* _Objective_
Every line that holds "Выполнение" should be shown.

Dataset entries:
━━━━━━━━━━━━━━━━

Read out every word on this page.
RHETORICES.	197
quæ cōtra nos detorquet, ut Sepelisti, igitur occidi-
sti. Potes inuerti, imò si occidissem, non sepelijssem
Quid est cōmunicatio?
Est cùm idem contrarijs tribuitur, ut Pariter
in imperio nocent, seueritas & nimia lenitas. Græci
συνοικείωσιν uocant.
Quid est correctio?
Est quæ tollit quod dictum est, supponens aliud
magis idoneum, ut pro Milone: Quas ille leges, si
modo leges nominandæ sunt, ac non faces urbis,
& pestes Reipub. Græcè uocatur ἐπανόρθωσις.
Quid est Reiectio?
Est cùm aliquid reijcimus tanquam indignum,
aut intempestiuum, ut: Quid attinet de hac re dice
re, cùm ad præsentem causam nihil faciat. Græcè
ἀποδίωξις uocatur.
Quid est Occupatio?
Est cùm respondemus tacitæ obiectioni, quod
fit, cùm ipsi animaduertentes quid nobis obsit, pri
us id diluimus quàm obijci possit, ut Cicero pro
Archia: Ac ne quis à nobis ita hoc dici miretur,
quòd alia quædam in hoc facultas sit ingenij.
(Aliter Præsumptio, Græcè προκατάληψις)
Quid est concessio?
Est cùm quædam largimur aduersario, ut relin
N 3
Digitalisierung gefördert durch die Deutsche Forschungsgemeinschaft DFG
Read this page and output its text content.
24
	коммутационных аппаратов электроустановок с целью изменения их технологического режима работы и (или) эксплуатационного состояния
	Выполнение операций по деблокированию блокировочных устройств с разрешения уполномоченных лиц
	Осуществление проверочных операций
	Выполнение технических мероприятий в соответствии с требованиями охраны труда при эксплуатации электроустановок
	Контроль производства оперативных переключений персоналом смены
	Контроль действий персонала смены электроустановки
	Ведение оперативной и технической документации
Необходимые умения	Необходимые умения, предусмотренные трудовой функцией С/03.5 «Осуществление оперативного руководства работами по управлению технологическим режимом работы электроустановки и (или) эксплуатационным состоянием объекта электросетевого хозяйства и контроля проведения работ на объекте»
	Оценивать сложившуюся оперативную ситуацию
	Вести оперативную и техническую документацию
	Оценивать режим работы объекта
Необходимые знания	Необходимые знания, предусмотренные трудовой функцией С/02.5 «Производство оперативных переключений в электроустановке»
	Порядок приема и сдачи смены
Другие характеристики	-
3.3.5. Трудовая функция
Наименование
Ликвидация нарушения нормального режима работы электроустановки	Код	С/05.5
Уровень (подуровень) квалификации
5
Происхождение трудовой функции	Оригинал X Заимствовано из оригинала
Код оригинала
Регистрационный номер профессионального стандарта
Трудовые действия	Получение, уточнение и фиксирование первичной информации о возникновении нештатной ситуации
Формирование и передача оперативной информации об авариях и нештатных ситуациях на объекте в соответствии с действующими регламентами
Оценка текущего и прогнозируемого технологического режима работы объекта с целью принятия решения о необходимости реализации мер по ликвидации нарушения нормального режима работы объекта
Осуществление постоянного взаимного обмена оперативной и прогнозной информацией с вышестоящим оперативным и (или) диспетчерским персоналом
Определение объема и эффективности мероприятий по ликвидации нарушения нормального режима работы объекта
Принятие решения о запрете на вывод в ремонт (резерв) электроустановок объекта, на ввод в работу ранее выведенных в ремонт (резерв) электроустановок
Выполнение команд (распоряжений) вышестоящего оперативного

━━━━━━━━━━━━━━━━

* _Expected answer_
	Выполнение операций по деблокированию блокировочных устройств с разрешения уполномоченных лиц
	Выполнение технических мероприятий в соответствии с требованиями охраны труда при эксплуатации электроустановок
Выполнение команд (распоряжений) вышестоящего оперативного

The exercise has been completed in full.